EXERCISE REQUIREMENTS: Rewrite the records below, swapping each "value-label" for "data-label" and leaving everything else unchanged.

MATERIAL TO PROCESS:
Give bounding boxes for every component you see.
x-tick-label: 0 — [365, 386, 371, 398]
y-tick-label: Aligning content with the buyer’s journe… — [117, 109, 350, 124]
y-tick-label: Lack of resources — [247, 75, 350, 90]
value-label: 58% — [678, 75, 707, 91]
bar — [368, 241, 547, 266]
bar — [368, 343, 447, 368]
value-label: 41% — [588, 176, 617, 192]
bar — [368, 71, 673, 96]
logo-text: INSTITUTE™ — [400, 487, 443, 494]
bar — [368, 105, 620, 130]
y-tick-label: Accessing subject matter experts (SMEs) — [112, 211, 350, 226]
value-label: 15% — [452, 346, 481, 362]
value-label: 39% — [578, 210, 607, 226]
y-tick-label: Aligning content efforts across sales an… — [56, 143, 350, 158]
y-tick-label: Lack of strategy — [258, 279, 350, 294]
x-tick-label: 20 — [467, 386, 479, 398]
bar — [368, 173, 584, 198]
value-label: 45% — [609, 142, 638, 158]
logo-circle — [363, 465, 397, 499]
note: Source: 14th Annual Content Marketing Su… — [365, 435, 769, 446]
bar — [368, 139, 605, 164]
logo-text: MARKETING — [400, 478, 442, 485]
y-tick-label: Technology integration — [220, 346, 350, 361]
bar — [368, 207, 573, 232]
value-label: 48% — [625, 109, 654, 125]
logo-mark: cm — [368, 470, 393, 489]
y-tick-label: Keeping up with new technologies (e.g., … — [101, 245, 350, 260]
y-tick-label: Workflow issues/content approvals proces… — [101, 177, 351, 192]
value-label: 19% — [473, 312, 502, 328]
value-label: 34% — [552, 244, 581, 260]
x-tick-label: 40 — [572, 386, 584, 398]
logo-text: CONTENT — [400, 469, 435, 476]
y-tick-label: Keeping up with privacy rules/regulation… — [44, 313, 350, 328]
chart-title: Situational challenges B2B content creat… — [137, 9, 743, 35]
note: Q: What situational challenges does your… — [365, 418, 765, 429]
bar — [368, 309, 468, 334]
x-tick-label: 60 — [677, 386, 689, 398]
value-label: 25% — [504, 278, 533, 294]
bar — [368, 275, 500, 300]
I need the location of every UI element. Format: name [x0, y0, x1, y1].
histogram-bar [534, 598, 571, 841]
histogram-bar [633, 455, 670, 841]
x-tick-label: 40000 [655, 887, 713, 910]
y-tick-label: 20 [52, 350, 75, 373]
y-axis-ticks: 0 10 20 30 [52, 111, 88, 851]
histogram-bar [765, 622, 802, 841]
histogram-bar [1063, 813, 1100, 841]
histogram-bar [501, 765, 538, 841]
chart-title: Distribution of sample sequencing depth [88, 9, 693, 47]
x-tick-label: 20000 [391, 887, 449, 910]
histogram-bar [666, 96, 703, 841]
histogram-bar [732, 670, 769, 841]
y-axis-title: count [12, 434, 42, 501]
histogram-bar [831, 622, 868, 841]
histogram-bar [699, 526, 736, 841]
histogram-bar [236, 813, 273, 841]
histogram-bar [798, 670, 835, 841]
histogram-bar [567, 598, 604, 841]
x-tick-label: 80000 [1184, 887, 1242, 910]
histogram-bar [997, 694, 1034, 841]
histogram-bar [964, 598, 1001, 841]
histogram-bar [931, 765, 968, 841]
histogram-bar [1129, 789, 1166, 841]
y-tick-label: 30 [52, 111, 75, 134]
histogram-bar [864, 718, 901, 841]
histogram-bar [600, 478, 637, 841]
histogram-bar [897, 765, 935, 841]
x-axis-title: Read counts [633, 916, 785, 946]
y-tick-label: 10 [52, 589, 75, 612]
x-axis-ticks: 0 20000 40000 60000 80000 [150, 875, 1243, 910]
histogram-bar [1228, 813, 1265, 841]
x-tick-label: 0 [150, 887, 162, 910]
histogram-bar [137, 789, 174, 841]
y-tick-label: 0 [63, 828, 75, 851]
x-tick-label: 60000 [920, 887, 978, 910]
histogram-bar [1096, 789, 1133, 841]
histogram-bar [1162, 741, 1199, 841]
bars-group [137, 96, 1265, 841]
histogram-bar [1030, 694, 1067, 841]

WRITTEN SOLUTION:
Give bounding boxes for every component you see.
x-tick-label: 0 — [365, 386, 371, 398]
y-tick-label: Aligning content with the buyer’s journe… — [117, 109, 350, 124]
y-tick-label: Lack of resources — [247, 75, 350, 90]
data-label: 58% — [678, 75, 707, 91]
bar — [368, 241, 547, 266]
bar — [368, 343, 447, 368]
data-label: 41% — [588, 176, 617, 192]
bar — [368, 71, 673, 96]
logo-text: INSTITUTE™ — [400, 487, 443, 494]
bar — [368, 105, 620, 130]
y-tick-label: Accessing subject matter experts (SMEs) — [112, 211, 350, 226]
data-label: 15% — [452, 346, 481, 362]
data-label: 39% — [578, 210, 607, 226]
y-tick-label: Aligning content efforts across sales an… — [56, 143, 350, 158]
y-tick-label: Lack of strategy — [258, 279, 350, 294]
x-tick-label: 20 — [467, 386, 479, 398]
bar — [368, 173, 584, 198]
data-label: 45% — [609, 142, 638, 158]
logo-circle — [363, 465, 397, 499]
note: Source: 14th Annual Content Marketing Su… — [365, 435, 769, 446]
bar — [368, 139, 605, 164]
logo-text: MARKETING — [400, 478, 442, 485]
y-tick-label: Technology integration — [220, 346, 350, 361]
bar — [368, 207, 573, 232]
data-label: 48% — [625, 109, 654, 125]
logo-mark: cm — [368, 470, 393, 489]
y-tick-label: Keeping up with new technologies (e.g., … — [101, 245, 350, 260]
y-tick-label: Workflow issues/content approvals proces… — [101, 177, 351, 192]
data-label: 19% — [473, 312, 502, 328]
data-label: 34% — [552, 244, 581, 260]
x-tick-label: 40 — [572, 386, 584, 398]
logo-text: CONTENT — [400, 469, 435, 476]
y-tick-label: Keeping up with privacy rules/regulation… — [44, 313, 350, 328]
chart-title: Situational challenges B2B content creat… — [137, 9, 743, 35]
note: Q: What situational challenges does your… — [365, 418, 765, 429]
bar — [368, 309, 468, 334]
x-tick-label: 60 — [677, 386, 689, 398]
data-label: 25% — [504, 278, 533, 294]
bar — [368, 275, 500, 300]
I need the location of every UI element. Format: name [x0, y0, x1, y1].
histogram-bar [534, 598, 571, 841]
histogram-bar [633, 455, 670, 841]
x-tick-label: 40000 [655, 887, 713, 910]
y-tick-label: 20 [52, 350, 75, 373]
y-axis-ticks: 0 10 20 30 [52, 111, 88, 851]
histogram-bar [765, 622, 802, 841]
histogram-bar [1063, 813, 1100, 841]
histogram-bar [501, 765, 538, 841]
chart-title: Distribution of sample sequencing depth [88, 9, 693, 47]
x-tick-label: 20000 [391, 887, 449, 910]
histogram-bar [666, 96, 703, 841]
histogram-bar [732, 670, 769, 841]
y-axis-title: count [12, 434, 42, 501]
histogram-bar [831, 622, 868, 841]
histogram-bar [699, 526, 736, 841]
histogram-bar [236, 813, 273, 841]
histogram-bar [798, 670, 835, 841]
histogram-bar [567, 598, 604, 841]
x-tick-label: 80000 [1184, 887, 1242, 910]
histogram-bar [997, 694, 1034, 841]
histogram-bar [964, 598, 1001, 841]
histogram-bar [931, 765, 968, 841]
histogram-bar [1129, 789, 1166, 841]
y-tick-label: 30 [52, 111, 75, 134]
histogram-bar [864, 718, 901, 841]
histogram-bar [600, 478, 637, 841]
histogram-bar [897, 765, 935, 841]
x-axis-title: Read counts [633, 916, 785, 946]
y-tick-label: 10 [52, 589, 75, 612]
x-axis-ticks: 0 20000 40000 60000 80000 [150, 875, 1243, 910]
histogram-bar [1228, 813, 1265, 841]
x-tick-label: 0 [150, 887, 162, 910]
histogram-bar [137, 789, 174, 841]
y-tick-label: 0 [63, 828, 75, 851]
x-tick-label: 60000 [920, 887, 978, 910]
histogram-bar [1096, 789, 1133, 841]
histogram-bar [1162, 741, 1199, 841]
bars-group [137, 96, 1265, 841]
histogram-bar [1030, 694, 1067, 841]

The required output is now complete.